__WHAT YOU WILL DO__
How many of the lines contain the string "axis"? Give the number, with no other words.

__DATA EXTRACT__
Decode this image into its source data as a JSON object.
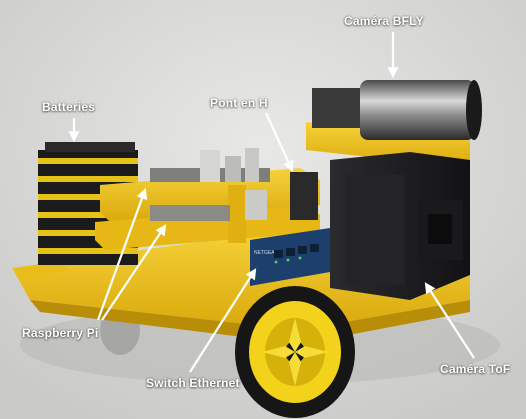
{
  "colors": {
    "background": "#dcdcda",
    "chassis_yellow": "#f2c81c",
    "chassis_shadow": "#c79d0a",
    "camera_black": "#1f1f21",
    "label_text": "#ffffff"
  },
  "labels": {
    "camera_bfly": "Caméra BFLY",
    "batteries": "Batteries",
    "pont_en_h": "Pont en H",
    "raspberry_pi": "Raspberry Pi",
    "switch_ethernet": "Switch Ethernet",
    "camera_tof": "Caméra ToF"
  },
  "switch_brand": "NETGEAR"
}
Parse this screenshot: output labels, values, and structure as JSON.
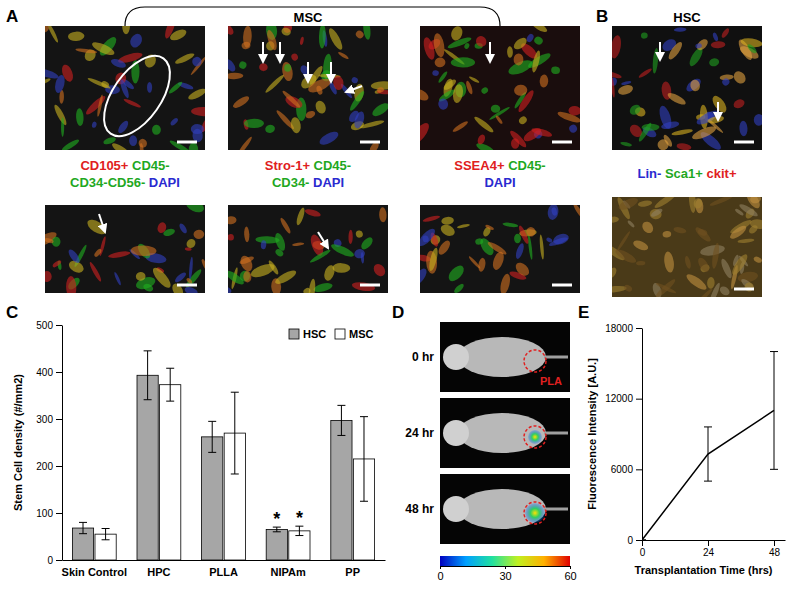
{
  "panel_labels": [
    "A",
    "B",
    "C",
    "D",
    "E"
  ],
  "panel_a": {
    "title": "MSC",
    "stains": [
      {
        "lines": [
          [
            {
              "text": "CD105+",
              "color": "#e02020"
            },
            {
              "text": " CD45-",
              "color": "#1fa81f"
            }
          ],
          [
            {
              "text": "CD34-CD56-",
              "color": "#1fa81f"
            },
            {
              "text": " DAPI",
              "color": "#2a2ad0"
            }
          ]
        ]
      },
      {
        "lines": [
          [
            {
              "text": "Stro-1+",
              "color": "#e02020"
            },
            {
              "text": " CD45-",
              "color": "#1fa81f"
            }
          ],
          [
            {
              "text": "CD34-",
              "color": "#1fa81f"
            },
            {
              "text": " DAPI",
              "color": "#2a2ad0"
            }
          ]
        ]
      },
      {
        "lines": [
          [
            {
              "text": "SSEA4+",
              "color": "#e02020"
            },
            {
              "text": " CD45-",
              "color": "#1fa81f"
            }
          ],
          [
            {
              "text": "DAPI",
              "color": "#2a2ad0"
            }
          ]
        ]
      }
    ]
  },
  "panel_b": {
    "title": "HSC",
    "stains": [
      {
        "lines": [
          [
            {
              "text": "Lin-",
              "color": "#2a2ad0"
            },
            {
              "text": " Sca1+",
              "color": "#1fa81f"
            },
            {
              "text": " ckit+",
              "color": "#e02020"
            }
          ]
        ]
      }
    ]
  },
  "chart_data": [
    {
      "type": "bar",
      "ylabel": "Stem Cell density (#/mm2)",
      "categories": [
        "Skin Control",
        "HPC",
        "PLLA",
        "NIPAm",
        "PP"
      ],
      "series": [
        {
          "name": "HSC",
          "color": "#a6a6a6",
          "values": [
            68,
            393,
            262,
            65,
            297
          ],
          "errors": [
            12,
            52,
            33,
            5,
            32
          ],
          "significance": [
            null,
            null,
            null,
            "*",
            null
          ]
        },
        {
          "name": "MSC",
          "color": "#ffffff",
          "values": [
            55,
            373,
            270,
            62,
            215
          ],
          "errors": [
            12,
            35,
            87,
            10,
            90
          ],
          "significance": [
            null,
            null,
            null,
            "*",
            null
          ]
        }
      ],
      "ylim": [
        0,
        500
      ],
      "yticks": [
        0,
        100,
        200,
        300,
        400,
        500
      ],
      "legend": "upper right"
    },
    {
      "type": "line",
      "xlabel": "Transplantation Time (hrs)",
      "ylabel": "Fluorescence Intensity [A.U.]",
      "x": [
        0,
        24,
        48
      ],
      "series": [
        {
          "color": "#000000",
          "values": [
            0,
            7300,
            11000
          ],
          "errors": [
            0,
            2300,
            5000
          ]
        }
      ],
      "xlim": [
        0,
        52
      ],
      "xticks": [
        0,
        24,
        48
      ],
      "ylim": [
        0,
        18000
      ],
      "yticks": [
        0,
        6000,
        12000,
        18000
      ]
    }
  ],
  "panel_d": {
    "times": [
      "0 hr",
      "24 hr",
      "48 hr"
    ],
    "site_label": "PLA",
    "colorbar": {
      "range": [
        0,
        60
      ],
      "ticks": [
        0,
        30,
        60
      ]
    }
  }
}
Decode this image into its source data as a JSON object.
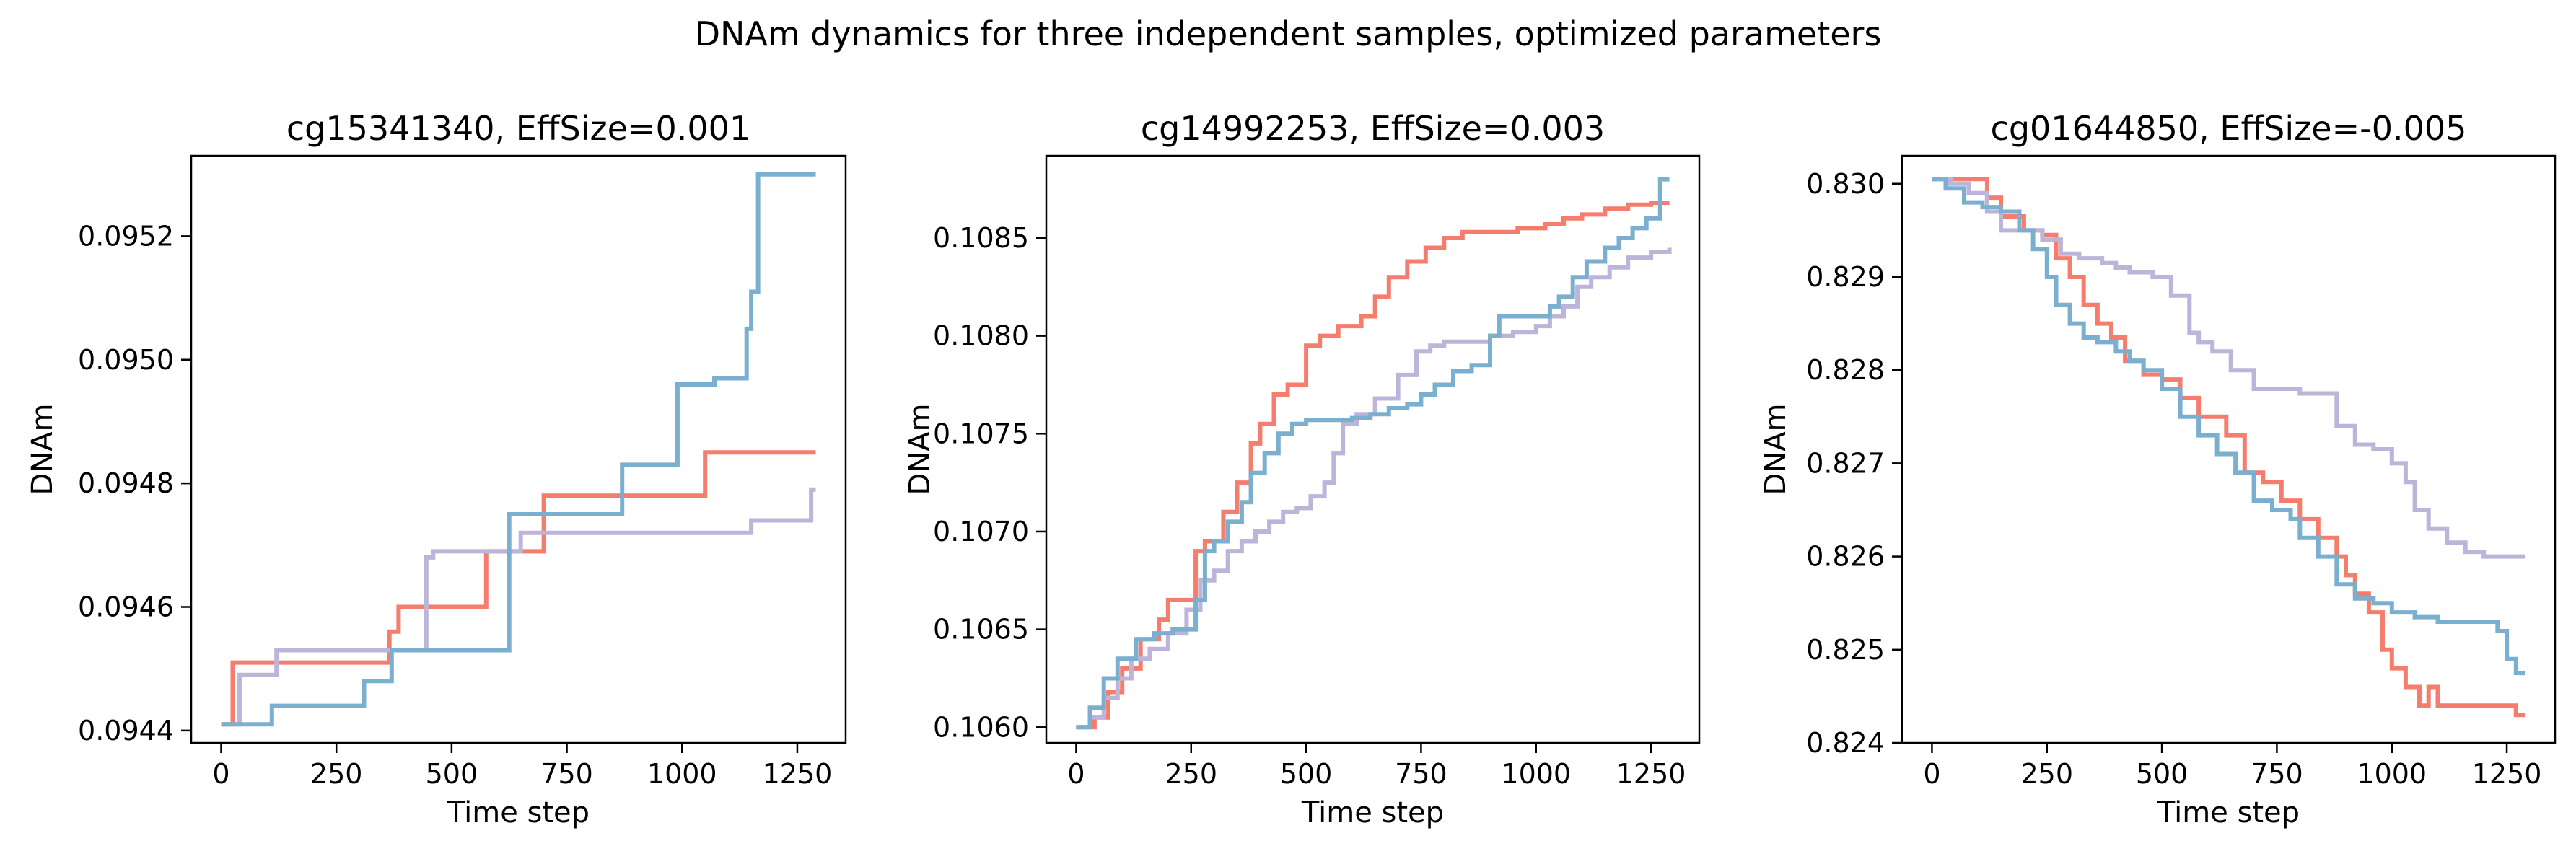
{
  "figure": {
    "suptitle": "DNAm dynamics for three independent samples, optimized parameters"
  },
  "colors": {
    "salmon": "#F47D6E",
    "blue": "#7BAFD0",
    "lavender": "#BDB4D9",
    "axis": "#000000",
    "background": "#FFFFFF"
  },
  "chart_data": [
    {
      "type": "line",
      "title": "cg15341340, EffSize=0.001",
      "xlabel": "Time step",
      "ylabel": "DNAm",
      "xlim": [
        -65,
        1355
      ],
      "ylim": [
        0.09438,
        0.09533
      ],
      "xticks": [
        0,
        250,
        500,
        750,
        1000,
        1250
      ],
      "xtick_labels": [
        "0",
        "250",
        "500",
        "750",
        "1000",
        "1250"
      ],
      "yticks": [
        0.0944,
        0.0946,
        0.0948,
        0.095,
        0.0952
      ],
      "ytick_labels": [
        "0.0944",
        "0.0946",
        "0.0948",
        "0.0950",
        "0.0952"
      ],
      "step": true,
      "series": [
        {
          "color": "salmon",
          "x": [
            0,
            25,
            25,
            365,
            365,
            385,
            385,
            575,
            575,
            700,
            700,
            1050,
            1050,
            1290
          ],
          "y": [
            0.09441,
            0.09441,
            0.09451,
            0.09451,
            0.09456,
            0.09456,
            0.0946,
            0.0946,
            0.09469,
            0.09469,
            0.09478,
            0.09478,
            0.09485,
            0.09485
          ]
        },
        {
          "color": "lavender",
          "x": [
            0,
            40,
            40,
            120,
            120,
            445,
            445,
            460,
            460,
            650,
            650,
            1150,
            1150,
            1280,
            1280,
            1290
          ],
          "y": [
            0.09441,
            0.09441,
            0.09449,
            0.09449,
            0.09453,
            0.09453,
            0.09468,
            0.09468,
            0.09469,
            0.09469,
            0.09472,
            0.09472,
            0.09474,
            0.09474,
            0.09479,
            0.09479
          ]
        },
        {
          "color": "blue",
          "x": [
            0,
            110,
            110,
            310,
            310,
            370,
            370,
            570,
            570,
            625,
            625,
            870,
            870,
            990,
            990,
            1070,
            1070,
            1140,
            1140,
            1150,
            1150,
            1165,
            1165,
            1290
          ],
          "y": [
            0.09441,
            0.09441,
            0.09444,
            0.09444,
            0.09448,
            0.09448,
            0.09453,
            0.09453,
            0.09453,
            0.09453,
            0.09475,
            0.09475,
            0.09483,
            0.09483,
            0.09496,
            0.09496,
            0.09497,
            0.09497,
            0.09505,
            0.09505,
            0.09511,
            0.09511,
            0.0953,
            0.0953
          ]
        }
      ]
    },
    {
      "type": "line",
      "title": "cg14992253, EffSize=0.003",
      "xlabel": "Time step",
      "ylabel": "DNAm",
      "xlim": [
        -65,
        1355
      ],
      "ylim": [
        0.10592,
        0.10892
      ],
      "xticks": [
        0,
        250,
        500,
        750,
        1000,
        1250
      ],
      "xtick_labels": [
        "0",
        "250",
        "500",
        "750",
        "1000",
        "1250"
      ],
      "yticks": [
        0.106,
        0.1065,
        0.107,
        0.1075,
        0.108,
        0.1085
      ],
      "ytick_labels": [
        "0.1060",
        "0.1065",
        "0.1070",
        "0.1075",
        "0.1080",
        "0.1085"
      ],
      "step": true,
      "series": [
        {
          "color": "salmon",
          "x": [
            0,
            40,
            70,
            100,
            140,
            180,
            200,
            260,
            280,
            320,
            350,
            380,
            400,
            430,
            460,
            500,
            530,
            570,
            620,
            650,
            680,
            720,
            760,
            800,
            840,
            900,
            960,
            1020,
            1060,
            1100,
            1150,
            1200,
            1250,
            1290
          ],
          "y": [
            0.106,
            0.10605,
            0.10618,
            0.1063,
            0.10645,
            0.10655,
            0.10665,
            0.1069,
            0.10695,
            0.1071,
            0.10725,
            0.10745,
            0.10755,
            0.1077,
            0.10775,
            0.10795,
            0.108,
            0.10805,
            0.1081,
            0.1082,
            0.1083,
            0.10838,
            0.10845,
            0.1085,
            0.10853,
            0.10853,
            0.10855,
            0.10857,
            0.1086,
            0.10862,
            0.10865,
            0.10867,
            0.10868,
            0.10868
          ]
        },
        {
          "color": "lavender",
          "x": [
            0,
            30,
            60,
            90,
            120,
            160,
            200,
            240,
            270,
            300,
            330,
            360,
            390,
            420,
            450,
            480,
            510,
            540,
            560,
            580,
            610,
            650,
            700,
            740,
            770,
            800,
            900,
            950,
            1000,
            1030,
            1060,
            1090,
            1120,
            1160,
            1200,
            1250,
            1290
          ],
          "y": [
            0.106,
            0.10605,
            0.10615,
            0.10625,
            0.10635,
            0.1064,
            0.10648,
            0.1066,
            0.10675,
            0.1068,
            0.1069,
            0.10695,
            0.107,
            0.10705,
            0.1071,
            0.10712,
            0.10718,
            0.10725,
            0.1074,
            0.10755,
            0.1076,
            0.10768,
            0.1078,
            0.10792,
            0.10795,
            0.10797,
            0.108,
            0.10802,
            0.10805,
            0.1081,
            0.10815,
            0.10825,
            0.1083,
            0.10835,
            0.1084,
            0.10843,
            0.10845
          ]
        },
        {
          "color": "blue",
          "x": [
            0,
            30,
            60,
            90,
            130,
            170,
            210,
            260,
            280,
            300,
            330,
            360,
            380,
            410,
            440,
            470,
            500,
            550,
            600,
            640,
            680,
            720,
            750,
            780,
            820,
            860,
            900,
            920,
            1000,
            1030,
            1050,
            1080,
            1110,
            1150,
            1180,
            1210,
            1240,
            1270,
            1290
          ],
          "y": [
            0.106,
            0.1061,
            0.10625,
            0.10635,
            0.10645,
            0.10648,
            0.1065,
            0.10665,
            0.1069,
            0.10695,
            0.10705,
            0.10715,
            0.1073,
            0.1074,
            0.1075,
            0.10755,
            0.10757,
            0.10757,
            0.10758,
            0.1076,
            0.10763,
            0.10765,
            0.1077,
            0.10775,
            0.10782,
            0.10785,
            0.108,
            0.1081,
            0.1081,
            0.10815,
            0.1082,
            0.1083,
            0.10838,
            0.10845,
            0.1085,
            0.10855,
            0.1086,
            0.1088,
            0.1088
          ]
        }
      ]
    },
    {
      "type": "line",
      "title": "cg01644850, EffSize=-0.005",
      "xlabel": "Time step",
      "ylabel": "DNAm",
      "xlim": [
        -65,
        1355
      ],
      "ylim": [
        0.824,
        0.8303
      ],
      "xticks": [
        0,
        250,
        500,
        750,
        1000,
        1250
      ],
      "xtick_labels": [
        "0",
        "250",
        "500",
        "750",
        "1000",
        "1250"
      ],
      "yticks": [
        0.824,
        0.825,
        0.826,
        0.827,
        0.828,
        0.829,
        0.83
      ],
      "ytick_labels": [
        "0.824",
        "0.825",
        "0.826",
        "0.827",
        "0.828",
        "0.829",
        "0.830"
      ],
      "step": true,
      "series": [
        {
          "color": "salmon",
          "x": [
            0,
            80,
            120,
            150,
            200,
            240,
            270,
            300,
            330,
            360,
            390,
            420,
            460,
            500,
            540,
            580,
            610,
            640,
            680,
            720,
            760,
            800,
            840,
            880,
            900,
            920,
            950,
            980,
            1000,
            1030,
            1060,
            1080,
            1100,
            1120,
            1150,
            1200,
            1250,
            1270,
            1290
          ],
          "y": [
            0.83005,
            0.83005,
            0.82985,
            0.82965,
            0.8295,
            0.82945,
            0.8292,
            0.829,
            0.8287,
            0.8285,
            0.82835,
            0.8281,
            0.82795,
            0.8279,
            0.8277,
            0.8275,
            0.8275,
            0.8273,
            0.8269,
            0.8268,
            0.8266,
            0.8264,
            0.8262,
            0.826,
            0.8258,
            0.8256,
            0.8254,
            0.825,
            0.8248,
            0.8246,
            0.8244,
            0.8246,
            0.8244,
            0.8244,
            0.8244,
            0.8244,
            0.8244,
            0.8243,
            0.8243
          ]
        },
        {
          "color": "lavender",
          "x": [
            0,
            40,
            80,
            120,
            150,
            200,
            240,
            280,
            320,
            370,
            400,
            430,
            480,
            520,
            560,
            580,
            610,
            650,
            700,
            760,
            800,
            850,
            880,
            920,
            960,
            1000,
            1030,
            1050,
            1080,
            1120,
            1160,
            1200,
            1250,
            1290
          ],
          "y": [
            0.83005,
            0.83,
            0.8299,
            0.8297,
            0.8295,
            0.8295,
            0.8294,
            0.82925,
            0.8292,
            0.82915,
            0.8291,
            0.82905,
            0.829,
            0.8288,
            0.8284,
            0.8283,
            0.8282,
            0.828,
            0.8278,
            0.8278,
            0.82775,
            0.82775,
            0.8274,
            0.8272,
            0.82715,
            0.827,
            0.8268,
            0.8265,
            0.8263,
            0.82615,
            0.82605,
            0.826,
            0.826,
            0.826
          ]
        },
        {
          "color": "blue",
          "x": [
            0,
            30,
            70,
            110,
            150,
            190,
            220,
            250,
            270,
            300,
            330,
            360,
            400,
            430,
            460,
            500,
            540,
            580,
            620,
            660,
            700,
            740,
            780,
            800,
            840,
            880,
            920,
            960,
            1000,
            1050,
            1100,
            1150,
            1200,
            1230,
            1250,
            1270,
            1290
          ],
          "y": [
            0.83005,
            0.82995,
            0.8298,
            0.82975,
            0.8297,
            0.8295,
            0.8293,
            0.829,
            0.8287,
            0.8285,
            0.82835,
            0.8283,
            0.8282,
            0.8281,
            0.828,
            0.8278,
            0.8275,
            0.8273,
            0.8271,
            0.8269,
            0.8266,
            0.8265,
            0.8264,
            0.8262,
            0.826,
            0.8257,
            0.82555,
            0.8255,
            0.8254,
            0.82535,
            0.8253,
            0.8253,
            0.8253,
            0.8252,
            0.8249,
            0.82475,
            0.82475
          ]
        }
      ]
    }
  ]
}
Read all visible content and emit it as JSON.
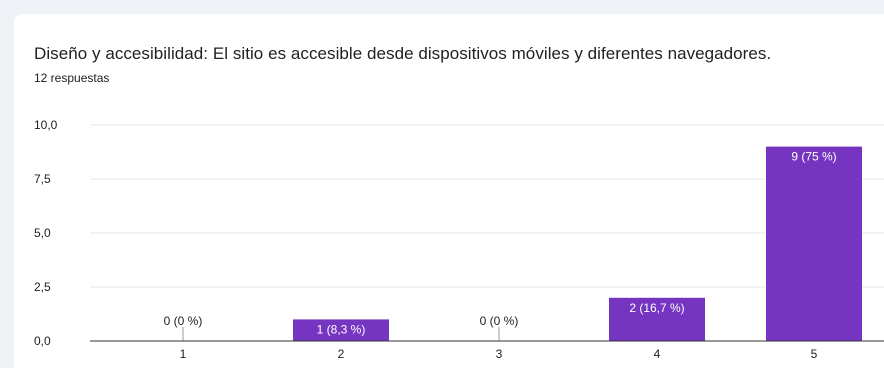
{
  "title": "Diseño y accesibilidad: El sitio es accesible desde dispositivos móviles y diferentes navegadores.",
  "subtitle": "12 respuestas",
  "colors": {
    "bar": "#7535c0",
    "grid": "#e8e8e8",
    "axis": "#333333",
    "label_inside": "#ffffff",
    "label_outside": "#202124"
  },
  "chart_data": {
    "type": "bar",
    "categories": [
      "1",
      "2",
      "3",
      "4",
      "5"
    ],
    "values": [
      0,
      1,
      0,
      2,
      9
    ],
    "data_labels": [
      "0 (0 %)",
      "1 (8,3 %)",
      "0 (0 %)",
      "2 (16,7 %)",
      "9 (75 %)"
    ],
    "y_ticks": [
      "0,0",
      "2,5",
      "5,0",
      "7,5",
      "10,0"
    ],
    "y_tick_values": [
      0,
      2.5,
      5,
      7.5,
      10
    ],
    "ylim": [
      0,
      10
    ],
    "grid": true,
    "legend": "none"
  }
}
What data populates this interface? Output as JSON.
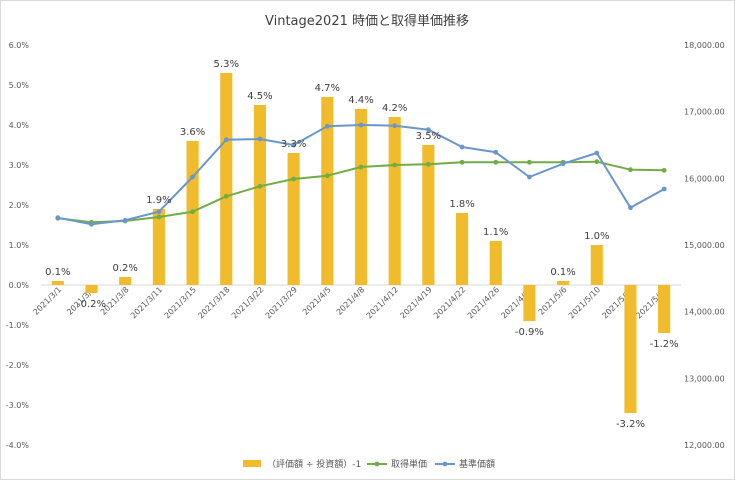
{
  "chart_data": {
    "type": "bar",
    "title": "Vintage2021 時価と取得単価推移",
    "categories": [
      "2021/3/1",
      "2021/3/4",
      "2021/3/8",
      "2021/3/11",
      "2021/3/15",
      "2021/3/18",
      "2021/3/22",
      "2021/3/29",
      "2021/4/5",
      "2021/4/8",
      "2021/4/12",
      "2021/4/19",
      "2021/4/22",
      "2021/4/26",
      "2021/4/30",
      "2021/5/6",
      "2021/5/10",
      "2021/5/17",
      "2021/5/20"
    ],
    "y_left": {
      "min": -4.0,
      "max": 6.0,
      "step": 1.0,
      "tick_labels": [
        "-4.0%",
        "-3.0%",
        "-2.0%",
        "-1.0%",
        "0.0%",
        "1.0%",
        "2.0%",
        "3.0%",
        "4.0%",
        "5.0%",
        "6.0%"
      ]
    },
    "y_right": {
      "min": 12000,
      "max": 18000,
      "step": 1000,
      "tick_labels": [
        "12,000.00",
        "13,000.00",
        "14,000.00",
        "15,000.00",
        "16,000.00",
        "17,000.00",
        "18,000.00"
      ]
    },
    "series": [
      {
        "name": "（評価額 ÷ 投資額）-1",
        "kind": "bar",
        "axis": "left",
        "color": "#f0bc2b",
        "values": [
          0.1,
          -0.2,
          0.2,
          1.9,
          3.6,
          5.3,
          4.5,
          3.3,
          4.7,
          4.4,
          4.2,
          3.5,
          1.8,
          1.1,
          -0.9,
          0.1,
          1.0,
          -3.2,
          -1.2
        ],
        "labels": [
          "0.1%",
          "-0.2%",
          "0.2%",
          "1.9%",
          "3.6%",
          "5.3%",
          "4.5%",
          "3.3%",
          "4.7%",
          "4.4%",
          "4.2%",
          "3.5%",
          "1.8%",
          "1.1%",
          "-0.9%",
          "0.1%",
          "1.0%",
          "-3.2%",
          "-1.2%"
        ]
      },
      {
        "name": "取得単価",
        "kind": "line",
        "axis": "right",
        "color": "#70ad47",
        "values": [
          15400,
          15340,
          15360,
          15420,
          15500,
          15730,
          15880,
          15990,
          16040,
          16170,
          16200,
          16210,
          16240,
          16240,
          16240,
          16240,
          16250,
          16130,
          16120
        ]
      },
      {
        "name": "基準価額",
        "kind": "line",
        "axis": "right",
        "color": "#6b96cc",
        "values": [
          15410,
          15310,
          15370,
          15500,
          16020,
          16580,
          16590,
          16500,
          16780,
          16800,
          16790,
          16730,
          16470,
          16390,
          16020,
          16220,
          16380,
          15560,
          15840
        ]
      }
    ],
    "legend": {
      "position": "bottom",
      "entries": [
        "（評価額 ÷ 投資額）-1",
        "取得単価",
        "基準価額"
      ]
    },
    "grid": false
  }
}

__EXERCISE OUTPUT__
5